Please report every line from the material that contains the word "apartment".

## RECORDS SHOWN
..............................
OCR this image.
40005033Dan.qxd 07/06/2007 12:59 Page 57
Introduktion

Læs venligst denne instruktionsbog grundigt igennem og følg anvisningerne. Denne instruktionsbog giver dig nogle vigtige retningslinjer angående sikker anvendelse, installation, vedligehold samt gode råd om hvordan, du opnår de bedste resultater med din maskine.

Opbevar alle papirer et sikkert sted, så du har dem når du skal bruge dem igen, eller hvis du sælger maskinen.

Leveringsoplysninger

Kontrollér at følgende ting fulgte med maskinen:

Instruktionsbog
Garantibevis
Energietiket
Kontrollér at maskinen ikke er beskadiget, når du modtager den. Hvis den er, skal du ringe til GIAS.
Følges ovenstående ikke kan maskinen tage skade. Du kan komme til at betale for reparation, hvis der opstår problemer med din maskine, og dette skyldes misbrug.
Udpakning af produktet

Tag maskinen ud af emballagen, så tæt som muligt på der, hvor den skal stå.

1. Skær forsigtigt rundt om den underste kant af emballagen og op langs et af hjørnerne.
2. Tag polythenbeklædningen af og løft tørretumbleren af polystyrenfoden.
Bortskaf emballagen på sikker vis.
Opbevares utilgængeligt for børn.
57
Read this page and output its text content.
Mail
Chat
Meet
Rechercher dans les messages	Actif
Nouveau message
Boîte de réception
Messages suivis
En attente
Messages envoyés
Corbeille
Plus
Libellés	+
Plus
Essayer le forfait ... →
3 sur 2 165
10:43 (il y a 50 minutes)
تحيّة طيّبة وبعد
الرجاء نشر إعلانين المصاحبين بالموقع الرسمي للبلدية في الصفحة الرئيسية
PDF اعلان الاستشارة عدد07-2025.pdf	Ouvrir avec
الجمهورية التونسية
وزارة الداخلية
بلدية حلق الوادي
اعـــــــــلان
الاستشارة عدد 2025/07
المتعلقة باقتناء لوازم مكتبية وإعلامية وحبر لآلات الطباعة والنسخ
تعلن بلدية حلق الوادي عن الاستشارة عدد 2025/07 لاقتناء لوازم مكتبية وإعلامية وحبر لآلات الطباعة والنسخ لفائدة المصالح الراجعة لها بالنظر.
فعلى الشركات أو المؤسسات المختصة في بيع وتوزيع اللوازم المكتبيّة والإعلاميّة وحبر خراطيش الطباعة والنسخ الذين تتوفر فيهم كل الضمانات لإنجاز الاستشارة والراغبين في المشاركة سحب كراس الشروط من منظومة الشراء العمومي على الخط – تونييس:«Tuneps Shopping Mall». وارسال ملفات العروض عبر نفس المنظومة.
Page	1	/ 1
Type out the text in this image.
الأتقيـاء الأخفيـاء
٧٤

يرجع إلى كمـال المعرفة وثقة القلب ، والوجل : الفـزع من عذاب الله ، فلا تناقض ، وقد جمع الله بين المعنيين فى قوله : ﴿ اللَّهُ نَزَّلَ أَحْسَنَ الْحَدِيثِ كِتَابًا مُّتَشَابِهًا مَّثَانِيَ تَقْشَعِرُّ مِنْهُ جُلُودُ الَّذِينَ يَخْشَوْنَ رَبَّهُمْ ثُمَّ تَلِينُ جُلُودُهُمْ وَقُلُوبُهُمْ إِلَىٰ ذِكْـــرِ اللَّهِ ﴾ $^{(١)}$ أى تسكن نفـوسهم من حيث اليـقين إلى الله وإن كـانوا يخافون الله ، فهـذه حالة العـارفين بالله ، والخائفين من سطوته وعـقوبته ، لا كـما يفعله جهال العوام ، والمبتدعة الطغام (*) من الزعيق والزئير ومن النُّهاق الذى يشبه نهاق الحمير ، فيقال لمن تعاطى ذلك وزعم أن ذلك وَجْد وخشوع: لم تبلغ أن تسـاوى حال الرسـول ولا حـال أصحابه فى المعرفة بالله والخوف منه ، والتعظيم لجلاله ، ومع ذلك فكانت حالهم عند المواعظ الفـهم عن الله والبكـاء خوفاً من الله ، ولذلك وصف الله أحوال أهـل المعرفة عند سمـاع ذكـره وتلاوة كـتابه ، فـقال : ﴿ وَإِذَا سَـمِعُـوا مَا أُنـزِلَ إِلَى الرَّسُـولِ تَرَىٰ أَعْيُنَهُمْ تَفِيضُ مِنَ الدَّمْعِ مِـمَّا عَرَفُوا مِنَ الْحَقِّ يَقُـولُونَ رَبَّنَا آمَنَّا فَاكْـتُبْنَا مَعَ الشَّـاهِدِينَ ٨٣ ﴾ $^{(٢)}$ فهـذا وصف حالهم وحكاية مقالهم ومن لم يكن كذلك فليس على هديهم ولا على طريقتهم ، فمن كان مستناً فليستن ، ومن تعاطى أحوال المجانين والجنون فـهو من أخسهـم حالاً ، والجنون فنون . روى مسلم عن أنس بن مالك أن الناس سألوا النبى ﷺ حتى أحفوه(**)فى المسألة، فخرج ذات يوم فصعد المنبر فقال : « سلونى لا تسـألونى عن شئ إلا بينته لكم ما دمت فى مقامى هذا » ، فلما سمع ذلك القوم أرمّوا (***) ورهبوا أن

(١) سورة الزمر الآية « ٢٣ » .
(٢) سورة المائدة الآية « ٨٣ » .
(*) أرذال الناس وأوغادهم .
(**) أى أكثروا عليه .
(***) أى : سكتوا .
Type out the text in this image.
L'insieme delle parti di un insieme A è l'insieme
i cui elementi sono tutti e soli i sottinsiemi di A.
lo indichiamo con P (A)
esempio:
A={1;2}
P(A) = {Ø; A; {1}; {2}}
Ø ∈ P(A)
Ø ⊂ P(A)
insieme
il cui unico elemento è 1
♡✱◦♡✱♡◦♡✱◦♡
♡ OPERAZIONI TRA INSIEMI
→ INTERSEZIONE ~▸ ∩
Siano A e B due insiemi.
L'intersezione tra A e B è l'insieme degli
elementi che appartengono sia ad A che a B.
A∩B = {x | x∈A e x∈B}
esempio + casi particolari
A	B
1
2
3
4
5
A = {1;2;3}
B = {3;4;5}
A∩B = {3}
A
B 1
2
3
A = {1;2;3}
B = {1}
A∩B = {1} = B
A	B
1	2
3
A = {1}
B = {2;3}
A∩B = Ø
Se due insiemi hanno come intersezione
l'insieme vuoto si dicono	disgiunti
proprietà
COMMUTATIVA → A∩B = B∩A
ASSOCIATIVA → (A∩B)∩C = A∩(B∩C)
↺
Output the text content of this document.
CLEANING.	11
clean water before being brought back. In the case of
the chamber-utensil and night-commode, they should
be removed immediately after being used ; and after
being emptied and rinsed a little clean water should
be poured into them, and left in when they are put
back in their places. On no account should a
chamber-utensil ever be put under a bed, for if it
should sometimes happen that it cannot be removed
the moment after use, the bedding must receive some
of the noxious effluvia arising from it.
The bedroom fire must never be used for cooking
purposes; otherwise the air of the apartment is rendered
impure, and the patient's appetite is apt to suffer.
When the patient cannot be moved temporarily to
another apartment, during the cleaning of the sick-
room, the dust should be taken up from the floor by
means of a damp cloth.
..............................
## RESULT
purposes; otherwise the air of the apartment is rendered
another apartment, during the cleaning of the sick-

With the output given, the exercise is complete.